世界でもっとも美しい国・アイスランド。外国からの玄関口ケプラヴィーク国際空港は首都レイキャヴィークから南西に延びるレイキャネス半島にある。

 レイキャネス半島は地質学的にはプレートが造られる海底山脈が海面上に現れたものだ。本来は潜水艇を使わないと見ることができない光景を地上で見ることができる貴重な場所なのだ。火山やプレートの話をするとマニアックな人たちの領域のように思う方があるかもしれないが、決してそうではない。アイスランドでは一般の人々も火山や地震、断層といった地球の現象に非常に関心を持っている。町のレストランの壁に岩石の種類によって色分けしている地質図という専門家が使う地図を、まるでポスターを貼るような手軽な感覚で貼っているほどだ。

それではレンタカーで気軽に見てまわれる海底山脈・レイキャネス半島をご紹介しよう。

世界一の大海底山脈

 南北アメリカ大陸とヨーロッパ・アフリカの間に広がる大西洋。2億年前、そこにはパンゲアという巨大な大陸があった。15200年前にパンゲアは分裂をはじめ、海洋底が広がっていった。それが現在の大西洋だ。

 大西洋海底にはかつてパンゲア大陸を分断した海底山脈が何千キロにもわたって南北に走る。この海底山脈では激しい火山活動があり、今でも新しい海底を造り、東西の大陸を引き離している。

 この大海底山脈を陸上で見ることができる場所がある。それがアイスランドだ。アイスランドは北大西洋に浮かぶ日本の四国と北海道を足したくらいの島だ。ここではプレートと呼ばれる巨大な岩盤が東西に引き裂かれ、溝状に陥没した地溝帯が形成されている。地溝帯の中にできた無数の割れ目、ギャオから玄武岩マグマを噴出し、火山を造り出す。まさに大地創生の島アイスランドである。さあ、この地上に現れた海底山脈でレンタカーを借りて旅してみよう。

大地の裂け目ギャオ・
海底山脈の上にできた国

 

 アイスランドの玄関口、ケプラヴィーク国際空港はレイキャネス半島の先端近くにある。高度を下げる飛行機の窓の下には地球の活発な活動を思わせる荒涼とした溶岩の台地が広がる。空港で車をチャーターし、陸上の海底山脈・レイキャネス半島の旅へと出発した。

 レイキャネス半島の西には北米大陸が載っている北アメリカプレート、東にはヨーロッパからアジアまですっぽりと含まれるユーラシアプレートが広がっている。この2つのプレートはこのレイキャネス半島で生まれて年間数センチメートルで離れていく。ここはプレートが造られる生成部なのだ。

 プレート境界はレイキャネス半島にの中央からやや南を通っている。プレート境界線に対してプレートは斜めに動いている(図4)。そしてレイキャネス半島にはアイスランド語で裂け目を意味するギャオと呼ばれる断層がいくつもある。プレートが東西に離れていくにしたがってこれらのギャオが広がっていく。広がったギャオが地下のマグマがあるところまで達するとマグマが噴出するため、ギャオにそって火山が並ぶのである。

===============

> _作業の目標_
上のレイキャネス半島の抜粋から、「それではレンタカーで気軽に見てまわれる海底山脈・レイキャネス半島をご紹介しよう。」から「東西の大陸を引き離している。」までを一字も変えずに抜き出すこと。

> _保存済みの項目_
===============

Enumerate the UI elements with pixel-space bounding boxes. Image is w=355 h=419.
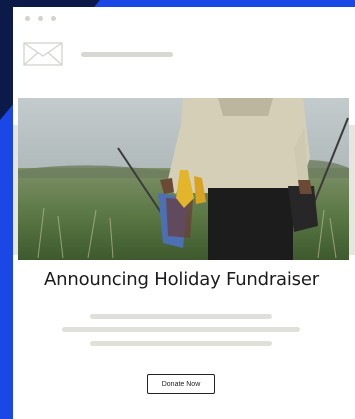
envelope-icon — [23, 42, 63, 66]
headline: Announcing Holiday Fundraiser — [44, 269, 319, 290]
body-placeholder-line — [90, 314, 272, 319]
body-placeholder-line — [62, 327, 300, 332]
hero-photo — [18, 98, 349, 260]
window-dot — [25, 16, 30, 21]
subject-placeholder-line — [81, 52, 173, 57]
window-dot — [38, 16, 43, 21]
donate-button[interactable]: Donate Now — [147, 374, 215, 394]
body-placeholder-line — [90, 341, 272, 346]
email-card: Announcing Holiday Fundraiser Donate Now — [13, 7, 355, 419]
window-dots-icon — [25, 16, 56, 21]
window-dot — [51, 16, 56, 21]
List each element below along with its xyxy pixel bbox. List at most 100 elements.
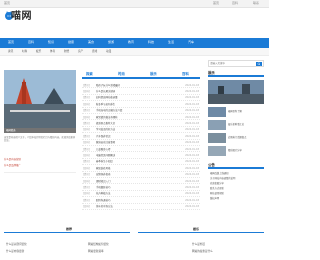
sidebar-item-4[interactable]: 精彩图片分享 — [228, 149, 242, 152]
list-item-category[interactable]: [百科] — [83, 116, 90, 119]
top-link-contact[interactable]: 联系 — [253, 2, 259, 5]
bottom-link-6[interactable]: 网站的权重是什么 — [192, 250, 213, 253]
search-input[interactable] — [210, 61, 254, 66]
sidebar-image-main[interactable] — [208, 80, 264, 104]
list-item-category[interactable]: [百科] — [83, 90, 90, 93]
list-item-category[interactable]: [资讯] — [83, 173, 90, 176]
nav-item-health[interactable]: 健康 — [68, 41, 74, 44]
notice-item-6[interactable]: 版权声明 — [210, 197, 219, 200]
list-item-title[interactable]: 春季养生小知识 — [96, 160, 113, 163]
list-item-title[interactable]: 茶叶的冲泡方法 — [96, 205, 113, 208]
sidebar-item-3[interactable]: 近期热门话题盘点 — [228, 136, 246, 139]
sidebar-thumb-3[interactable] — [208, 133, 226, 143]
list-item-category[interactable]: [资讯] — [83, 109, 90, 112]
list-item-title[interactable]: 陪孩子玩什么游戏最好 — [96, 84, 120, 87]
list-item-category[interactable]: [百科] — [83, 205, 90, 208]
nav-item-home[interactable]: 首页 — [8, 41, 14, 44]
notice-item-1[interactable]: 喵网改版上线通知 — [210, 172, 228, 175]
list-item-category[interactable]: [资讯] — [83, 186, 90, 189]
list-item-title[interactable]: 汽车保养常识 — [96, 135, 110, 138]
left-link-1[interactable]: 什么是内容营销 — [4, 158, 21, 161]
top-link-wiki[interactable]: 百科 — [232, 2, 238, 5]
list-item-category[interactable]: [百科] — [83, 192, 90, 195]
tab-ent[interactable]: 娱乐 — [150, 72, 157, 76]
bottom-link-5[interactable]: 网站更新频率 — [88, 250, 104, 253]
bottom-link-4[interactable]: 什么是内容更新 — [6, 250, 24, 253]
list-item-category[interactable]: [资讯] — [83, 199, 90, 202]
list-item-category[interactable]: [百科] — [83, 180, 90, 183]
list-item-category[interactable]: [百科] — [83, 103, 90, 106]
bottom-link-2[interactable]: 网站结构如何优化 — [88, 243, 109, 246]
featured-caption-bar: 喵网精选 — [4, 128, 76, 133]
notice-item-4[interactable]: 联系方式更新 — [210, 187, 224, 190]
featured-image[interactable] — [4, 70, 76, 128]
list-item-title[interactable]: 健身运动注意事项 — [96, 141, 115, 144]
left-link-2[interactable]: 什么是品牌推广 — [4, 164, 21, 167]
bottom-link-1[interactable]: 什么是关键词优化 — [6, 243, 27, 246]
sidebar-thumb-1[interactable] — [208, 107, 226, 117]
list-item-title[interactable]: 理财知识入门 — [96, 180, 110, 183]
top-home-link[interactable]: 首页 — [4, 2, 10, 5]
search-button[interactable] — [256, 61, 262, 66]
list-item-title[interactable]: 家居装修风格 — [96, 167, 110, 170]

===============

> _回答_
それではレンタカーで気軽に見てまわれる海底山脈・レイキャネス半島をご紹介しよう。

世界一の大海底山脈

 南北アメリカ大陸とヨーロッパ・アフリカの間に広がる大西洋。2億年前、そこにはパンゲアという巨大な大陸があった。15200年前にパンゲアは分裂をはじめ、海洋底が広がっていった。それが現在の大西洋だ。

 大西洋海底にはかつてパンゲア大陸を分断した海底山脈が何千キロにもわたって南北に走る。この海底山脈では激しい火山活動があり、今でも新しい海底を造り、東西の大陸を引き離している。